**What to do:**
Copy out every line that contains "here".

**Entries supplied:**
==============================

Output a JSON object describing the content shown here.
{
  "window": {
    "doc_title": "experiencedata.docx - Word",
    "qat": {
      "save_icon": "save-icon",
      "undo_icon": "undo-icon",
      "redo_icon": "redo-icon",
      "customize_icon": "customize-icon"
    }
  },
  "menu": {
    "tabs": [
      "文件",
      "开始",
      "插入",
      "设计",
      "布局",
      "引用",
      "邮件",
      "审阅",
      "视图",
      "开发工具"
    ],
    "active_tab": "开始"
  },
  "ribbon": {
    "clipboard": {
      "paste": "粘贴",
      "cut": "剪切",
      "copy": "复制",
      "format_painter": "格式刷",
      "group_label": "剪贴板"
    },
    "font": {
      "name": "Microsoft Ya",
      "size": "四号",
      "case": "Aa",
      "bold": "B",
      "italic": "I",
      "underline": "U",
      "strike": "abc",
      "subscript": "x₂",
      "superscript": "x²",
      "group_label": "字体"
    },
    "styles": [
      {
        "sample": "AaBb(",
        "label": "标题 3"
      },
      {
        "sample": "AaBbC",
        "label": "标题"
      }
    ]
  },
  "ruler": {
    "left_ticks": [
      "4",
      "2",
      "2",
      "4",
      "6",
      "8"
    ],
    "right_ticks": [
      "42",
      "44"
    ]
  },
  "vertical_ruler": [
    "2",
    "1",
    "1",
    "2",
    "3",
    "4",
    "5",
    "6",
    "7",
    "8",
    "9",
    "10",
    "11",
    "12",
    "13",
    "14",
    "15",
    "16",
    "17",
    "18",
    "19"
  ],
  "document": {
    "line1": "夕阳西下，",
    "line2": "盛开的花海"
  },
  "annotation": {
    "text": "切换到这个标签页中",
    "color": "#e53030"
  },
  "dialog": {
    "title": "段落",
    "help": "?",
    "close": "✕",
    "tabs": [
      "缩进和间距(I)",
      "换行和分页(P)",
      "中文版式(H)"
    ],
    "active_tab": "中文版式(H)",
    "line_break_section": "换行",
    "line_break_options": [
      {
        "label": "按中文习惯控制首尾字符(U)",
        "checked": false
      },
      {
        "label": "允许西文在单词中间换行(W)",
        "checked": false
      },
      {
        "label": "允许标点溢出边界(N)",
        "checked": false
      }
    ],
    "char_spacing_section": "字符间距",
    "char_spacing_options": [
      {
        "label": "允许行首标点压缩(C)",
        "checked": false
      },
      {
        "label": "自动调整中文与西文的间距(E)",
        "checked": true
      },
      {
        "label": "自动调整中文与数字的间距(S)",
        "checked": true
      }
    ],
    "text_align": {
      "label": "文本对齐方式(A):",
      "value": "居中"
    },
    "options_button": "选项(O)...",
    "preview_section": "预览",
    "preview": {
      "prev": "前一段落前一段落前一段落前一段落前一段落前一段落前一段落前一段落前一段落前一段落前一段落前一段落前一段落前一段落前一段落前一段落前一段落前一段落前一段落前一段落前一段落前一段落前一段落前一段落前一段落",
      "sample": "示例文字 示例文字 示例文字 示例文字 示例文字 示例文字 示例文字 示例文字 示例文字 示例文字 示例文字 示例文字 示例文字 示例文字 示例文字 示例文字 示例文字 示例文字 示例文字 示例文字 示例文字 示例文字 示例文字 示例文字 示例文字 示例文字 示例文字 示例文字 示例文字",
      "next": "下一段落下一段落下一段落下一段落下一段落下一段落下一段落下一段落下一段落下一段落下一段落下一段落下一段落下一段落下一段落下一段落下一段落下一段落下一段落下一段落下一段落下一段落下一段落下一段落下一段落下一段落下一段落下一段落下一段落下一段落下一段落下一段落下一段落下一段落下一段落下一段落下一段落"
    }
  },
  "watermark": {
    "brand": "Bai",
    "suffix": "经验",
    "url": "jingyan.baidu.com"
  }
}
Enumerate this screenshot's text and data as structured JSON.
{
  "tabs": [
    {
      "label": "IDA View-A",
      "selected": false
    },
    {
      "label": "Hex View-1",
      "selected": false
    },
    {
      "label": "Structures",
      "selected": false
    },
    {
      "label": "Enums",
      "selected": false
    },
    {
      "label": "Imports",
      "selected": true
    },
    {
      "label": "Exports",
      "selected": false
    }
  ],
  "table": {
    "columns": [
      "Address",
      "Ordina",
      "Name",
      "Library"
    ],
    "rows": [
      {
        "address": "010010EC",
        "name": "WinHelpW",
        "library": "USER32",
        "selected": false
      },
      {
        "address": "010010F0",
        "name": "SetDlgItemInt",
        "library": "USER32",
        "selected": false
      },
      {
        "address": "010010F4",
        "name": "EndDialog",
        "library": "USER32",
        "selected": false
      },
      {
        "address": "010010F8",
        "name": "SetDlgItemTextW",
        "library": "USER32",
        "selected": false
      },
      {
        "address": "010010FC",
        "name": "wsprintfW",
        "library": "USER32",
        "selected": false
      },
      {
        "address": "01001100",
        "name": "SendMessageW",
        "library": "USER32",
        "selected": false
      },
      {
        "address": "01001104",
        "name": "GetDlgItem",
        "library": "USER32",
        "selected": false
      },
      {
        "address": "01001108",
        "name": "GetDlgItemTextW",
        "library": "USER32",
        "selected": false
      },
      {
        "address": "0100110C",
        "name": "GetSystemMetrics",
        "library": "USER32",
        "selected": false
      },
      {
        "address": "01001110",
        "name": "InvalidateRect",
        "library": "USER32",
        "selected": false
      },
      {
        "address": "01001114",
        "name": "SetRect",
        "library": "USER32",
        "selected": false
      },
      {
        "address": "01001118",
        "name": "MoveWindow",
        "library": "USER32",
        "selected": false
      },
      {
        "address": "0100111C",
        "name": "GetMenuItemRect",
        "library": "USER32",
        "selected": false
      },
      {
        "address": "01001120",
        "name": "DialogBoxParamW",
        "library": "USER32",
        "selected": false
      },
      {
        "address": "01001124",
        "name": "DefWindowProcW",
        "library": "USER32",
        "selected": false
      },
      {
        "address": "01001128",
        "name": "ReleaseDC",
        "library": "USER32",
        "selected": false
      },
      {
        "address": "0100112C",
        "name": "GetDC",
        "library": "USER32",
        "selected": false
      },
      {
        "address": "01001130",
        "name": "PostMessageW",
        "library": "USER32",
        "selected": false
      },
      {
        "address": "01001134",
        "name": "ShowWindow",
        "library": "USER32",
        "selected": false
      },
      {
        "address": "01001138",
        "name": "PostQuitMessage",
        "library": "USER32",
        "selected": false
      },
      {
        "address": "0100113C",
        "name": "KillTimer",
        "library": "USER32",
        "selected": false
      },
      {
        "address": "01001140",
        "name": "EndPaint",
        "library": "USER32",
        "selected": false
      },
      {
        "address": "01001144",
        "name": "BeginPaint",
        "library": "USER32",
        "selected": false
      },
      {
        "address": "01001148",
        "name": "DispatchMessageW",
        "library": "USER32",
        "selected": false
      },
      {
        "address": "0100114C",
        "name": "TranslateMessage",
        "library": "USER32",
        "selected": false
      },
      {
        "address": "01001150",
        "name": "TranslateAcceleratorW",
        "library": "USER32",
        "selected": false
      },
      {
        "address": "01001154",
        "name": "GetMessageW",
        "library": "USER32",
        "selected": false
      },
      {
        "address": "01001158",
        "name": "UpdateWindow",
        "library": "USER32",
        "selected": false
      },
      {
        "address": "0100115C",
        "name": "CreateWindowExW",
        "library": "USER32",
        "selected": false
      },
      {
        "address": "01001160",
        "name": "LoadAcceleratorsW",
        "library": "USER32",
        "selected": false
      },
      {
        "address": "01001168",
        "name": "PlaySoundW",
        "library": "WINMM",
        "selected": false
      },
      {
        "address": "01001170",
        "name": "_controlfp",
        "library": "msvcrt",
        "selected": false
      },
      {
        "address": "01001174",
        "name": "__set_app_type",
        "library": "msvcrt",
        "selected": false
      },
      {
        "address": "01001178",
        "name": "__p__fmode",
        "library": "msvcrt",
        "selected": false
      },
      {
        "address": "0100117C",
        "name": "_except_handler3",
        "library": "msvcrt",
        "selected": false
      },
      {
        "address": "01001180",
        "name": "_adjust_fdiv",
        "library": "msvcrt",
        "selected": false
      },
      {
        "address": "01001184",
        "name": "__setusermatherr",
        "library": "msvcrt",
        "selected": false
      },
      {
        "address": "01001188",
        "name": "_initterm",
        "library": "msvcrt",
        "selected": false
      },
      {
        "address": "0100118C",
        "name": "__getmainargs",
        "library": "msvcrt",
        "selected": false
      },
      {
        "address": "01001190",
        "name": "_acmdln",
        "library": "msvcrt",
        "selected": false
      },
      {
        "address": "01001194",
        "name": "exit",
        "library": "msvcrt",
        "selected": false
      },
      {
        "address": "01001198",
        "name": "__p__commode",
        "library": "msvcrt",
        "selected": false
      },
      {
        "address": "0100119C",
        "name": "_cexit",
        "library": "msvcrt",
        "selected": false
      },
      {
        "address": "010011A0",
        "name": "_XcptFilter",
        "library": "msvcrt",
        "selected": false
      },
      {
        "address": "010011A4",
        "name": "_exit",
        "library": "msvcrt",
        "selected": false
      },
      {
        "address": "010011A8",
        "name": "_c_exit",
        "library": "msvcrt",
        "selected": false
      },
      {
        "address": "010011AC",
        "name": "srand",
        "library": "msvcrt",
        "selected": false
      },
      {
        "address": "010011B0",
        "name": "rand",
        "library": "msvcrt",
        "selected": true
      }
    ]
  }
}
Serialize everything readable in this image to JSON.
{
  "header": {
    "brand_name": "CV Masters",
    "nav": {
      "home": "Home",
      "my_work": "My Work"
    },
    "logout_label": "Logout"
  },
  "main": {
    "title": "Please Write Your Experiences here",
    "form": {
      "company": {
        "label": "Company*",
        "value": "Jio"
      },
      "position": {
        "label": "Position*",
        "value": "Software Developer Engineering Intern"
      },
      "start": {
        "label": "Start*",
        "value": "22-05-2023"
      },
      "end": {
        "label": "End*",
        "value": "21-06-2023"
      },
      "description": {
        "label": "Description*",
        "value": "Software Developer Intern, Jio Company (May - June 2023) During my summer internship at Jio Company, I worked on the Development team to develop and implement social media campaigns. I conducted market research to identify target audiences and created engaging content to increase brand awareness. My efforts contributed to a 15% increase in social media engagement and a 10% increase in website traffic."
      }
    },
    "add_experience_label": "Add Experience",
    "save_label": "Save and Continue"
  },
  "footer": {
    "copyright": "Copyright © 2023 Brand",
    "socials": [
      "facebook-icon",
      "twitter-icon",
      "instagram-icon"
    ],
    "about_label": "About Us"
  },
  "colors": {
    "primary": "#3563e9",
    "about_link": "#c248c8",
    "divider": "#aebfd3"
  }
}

==============================

**Solved problem:**
Output a JSON object describing the content shown here.
    "title": "Please Write Your Experiences here",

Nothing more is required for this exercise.